Written exercise. Take the line that contains "Give me a plain-text" as the first line and the final line of the records as the last; return exactly those lines and the lines between.

Start of Dataset records

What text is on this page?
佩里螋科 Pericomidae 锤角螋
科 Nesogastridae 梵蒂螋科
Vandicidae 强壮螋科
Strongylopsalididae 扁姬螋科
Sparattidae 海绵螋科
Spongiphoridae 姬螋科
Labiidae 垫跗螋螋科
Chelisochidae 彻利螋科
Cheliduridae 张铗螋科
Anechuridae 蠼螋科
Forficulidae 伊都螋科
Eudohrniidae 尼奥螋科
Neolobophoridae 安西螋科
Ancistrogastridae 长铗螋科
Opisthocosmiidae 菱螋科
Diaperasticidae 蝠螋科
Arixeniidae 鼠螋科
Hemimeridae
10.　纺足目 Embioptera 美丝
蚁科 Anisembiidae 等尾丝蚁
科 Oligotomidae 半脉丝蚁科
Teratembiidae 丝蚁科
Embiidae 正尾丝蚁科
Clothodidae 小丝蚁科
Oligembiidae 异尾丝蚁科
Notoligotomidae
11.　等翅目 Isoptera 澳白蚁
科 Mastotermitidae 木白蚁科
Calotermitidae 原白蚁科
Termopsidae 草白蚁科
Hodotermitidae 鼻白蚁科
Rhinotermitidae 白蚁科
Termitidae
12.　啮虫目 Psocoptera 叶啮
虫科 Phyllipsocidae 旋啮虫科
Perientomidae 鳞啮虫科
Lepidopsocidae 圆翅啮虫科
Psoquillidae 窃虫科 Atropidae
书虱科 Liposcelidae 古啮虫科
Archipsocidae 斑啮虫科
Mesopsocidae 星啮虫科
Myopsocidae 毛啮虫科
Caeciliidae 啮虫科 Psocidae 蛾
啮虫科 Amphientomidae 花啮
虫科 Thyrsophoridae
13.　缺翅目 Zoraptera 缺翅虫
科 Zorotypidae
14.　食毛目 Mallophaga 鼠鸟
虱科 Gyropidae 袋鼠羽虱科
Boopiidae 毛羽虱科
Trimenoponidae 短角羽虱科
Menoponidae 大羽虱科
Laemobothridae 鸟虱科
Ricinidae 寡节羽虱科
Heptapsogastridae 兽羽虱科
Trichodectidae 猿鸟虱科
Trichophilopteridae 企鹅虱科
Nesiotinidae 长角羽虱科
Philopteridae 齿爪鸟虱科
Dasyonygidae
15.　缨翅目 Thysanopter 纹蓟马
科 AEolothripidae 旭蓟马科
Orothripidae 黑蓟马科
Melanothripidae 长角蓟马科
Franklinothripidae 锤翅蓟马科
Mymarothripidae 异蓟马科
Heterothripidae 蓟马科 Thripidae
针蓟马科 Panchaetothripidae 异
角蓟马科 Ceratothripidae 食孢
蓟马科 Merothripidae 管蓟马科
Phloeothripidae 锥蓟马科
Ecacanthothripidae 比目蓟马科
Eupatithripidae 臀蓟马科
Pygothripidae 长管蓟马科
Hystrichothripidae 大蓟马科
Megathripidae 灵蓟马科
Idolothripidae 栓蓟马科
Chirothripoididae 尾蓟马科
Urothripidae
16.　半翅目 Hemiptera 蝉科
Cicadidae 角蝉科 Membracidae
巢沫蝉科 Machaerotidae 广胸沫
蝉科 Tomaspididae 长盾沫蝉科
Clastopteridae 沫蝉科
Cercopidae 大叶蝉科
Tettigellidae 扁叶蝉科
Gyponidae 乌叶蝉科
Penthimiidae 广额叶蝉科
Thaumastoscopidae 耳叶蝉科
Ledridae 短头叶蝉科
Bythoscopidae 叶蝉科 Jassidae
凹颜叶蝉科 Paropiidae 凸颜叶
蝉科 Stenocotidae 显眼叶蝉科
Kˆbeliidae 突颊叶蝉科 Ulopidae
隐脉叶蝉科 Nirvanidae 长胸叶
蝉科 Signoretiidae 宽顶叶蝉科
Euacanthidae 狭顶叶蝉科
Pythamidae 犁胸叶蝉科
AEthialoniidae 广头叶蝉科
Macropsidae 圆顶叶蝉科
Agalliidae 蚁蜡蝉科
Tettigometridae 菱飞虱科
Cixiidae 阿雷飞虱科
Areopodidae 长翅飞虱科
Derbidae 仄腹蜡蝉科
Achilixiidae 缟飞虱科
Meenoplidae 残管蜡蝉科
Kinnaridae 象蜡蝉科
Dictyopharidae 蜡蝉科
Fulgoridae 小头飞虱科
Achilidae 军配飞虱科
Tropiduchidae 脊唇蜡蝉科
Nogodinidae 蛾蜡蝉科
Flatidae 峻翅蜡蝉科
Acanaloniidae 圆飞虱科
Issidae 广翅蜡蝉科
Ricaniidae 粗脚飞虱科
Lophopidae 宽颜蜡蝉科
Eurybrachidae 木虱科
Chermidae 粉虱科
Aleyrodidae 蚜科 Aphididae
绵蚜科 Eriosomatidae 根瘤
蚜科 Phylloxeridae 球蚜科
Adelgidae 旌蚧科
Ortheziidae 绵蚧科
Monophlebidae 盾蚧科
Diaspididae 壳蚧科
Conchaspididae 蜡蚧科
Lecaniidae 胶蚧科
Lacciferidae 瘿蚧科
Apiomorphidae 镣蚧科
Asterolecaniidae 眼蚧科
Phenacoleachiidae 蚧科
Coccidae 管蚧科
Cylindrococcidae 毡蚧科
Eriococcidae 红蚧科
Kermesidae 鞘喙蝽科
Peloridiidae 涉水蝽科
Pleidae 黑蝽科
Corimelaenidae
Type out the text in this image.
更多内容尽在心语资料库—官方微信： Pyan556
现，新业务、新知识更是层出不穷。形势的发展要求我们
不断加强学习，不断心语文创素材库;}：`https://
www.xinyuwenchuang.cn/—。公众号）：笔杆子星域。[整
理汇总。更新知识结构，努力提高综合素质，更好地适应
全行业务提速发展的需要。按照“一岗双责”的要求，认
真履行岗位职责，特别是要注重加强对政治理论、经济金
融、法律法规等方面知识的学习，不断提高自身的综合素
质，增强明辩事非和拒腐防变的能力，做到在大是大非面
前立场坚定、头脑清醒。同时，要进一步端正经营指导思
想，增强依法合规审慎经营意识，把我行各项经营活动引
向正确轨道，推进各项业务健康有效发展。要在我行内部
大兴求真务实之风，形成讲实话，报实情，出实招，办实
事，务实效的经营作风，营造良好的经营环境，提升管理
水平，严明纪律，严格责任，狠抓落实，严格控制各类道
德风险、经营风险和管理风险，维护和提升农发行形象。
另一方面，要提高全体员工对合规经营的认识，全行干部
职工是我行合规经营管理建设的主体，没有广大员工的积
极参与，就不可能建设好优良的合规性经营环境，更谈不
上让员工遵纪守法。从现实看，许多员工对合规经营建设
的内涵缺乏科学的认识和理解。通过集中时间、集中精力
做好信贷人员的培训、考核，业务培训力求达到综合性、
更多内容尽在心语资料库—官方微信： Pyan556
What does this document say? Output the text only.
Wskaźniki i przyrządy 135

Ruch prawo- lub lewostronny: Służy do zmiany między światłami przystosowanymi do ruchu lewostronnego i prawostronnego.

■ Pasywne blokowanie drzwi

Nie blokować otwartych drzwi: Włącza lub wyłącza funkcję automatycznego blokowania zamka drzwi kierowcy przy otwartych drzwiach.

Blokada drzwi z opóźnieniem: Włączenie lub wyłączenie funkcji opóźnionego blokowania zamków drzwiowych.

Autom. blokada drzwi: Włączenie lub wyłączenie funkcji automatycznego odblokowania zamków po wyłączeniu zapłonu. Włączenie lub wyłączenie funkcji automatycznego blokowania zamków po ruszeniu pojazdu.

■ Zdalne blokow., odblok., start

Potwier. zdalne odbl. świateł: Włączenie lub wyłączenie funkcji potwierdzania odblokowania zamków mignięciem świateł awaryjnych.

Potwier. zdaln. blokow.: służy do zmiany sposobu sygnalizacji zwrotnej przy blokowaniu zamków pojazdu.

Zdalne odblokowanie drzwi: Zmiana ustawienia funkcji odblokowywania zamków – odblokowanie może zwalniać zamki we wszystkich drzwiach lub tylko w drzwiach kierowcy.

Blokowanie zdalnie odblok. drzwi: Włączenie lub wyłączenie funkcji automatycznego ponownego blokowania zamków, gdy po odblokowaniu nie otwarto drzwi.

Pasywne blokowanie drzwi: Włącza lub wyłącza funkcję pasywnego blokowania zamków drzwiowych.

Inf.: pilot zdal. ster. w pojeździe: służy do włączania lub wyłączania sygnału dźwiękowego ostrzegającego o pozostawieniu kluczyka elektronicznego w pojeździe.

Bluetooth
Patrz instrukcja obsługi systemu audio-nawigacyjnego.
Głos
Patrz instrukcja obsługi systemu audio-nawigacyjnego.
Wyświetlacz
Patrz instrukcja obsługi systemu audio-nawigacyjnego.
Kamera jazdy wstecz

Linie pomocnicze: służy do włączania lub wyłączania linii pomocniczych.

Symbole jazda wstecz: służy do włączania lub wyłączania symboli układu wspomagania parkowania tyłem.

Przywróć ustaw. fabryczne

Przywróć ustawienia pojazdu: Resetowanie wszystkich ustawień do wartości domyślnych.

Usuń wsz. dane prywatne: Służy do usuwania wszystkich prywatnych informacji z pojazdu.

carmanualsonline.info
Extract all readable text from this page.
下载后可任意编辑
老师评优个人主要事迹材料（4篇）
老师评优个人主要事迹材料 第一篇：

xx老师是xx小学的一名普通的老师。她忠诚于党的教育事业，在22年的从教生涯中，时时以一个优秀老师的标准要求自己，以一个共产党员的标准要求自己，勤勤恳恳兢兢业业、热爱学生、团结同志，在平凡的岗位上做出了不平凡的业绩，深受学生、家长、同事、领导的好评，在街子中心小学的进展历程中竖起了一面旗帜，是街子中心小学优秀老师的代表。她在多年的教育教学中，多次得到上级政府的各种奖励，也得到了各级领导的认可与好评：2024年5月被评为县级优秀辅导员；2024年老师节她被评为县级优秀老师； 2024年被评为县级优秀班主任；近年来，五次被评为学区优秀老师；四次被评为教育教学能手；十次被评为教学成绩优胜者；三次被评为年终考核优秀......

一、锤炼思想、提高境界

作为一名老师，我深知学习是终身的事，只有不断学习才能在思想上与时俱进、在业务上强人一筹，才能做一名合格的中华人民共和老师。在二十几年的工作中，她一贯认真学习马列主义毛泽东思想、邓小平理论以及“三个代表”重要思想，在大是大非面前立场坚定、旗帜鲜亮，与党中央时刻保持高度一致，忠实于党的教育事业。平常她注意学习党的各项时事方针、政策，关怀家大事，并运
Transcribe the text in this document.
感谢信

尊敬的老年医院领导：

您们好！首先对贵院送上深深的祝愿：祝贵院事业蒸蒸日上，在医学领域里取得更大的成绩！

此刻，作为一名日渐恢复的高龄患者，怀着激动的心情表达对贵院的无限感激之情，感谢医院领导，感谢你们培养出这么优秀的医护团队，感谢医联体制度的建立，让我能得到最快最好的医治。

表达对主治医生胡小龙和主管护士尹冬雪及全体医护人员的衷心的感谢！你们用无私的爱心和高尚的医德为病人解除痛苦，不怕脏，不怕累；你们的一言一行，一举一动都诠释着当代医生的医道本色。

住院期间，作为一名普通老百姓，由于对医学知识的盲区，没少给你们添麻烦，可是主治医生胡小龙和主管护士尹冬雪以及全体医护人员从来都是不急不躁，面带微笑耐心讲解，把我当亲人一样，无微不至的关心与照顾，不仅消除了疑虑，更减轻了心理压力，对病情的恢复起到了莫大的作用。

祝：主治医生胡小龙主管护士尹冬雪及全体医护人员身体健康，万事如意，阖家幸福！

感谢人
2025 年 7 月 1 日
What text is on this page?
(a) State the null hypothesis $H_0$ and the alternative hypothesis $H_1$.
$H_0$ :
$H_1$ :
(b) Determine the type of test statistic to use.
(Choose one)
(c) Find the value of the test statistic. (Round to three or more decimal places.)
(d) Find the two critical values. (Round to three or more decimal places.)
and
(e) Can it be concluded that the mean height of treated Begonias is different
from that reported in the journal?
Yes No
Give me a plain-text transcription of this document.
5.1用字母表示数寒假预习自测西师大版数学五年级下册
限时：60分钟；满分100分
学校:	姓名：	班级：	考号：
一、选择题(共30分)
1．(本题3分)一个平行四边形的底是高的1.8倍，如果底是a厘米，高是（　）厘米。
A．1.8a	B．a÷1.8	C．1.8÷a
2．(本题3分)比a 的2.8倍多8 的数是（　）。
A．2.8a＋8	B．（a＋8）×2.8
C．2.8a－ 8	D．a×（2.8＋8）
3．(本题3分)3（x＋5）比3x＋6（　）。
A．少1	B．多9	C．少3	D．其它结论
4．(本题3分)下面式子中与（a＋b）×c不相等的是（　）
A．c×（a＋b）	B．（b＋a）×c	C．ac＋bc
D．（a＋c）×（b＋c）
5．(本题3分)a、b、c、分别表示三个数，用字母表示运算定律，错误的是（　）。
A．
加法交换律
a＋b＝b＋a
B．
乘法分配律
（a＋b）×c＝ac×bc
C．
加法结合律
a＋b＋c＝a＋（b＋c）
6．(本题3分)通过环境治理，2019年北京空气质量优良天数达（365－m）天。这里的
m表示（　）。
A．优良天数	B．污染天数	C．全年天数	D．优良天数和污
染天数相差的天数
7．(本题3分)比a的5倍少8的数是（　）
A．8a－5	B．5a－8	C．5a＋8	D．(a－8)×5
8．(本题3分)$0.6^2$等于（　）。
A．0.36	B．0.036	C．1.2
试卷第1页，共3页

End of Dataset records

Response to the task.
Give me a plain-text transcription of this document.
5.1用字母表示数寒假预习自测西师大版数学五年级下册
限时：60分钟；满分100分
学校:	姓名：	班级：	考号：
一、选择题(共30分)
1．(本题3分)一个平行四边形的底是高的1.8倍，如果底是a厘米，高是（　）厘米。
A．1.8a	B．a÷1.8	C．1.8÷a
2．(本题3分)比a 的2.8倍多8 的数是（　）。
A．2.8a＋8	B．（a＋8）×2.8
C．2.8a－ 8	D．a×（2.8＋8）
3．(本题3分)3（x＋5）比3x＋6（　）。
A．少1	B．多9	C．少3	D．其它结论
4．(本题3分)下面式子中与（a＋b）×c不相等的是（　）
A．c×（a＋b）	B．（b＋a）×c	C．ac＋bc
D．（a＋c）×（b＋c）
5．(本题3分)a、b、c、分别表示三个数，用字母表示运算定律，错误的是（　）。
A．
加法交换律
a＋b＝b＋a
B．
乘法分配律
（a＋b）×c＝ac×bc
C．
加法结合律
a＋b＋c＝a＋（b＋c）
6．(本题3分)通过环境治理，2019年北京空气质量优良天数达（365－m）天。这里的
m表示（　）。
A．优良天数	B．污染天数	C．全年天数	D．优良天数和污
染天数相差的天数
7．(本题3分)比a的5倍少8的数是（　）
A．8a－5	B．5a－8	C．5a＋8	D．(a－8)×5
8．(本题3分)$0.6^2$等于（　）。
A．0.36	B．0.036	C．1.2
试卷第1页，共3页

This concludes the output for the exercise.